▶ [DIRECTION]: Output the lines that follow exactly as they are.

━━ AVAILABLE DATA ━━

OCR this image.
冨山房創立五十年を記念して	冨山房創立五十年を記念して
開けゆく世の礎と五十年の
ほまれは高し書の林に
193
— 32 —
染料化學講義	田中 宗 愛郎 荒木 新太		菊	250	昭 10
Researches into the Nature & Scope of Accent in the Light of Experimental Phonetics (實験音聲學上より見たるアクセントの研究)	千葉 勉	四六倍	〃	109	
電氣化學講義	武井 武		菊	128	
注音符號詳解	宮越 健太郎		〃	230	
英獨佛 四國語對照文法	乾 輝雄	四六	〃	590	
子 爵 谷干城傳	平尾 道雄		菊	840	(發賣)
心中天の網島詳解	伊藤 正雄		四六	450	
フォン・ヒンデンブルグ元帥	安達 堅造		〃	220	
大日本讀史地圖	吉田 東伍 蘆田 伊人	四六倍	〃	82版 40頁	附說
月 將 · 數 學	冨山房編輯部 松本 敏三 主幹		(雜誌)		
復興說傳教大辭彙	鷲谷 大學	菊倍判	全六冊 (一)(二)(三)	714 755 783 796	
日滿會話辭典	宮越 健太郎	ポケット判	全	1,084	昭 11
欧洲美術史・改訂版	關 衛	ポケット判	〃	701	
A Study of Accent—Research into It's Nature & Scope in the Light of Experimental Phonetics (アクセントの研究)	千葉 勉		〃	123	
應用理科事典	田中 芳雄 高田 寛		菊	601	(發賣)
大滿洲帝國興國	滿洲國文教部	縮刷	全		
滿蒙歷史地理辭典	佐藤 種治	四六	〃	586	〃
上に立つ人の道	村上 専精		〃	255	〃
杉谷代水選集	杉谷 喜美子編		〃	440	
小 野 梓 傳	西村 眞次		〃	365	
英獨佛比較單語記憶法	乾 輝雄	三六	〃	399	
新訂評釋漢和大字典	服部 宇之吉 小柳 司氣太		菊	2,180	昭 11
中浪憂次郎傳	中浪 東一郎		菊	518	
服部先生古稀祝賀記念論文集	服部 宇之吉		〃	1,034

━━━

▶ [WRITTEN RESPONSE]:
OCR this image.
冨山房創立五十年を記念して	冨山房創立五十年を記念して
開けゆく世の礎と五十年の
ほまれは高し書の林に
193
— 32 —
染料化學講義	田中 宗 愛郎 荒木 新太		菊	250	昭 10
Researches into the Nature & Scope of Accent in the Light of Experimental Phonetics (實験音聲學上より見たるアクセントの研究)	千葉 勉	四六倍	〃	109	
電氣化學講義	武井 武		菊	128	
注音符號詳解	宮越 健太郎		〃	230	
英獨佛 四國語對照文法	乾 輝雄	四六	〃	590	
子 爵 谷干城傳	平尾 道雄		菊	840	(發賣)
心中天の網島詳解	伊藤 正雄		四六	450	
フォン・ヒンデンブルグ元帥	安達 堅造		〃	220	
大日本讀史地圖	吉田 東伍 蘆田 伊人	四六倍	〃	82版 40頁	附說
月 將 · 數 學	冨山房編輯部 松本 敏三 主幹		(雜誌)		
復興說傳教大辭彙	鷲谷 大學	菊倍判	全六冊 (一)(二)(三)	714 755 783 796	
日滿會話辭典	宮越 健太郎	ポケット判	全	1,084	昭 11
欧洲美術史・改訂版	關 衛	ポケット判	〃	701	
A Study of Accent—Research into It's Nature & Scope in the Light of Experimental Phonetics (アクセントの研究)	千葉 勉		〃	123	
應用理科事典	田中 芳雄 高田 寛		菊	601	(發賣)
大滿洲帝國興國	滿洲國文教部	縮刷	全		
滿蒙歷史地理辭典	佐藤 種治	四六	〃	586	〃
上に立つ人の道	村上 専精		〃	255	〃
杉谷代水選集	杉谷 喜美子編		〃	440	
小 野 梓 傳	西村 眞次		〃	365	
英獨佛比較單語記憶法	乾 輝雄	三六	〃	399	
新訂評釋漢和大字典	服部 宇之吉 小柳 司氣太		菊	2,180	昭 11
中浪憂次郎傳	中浪 東一郎		菊	518	
服部先生古稀祝賀記念論文集	服部 宇之吉		〃	1,034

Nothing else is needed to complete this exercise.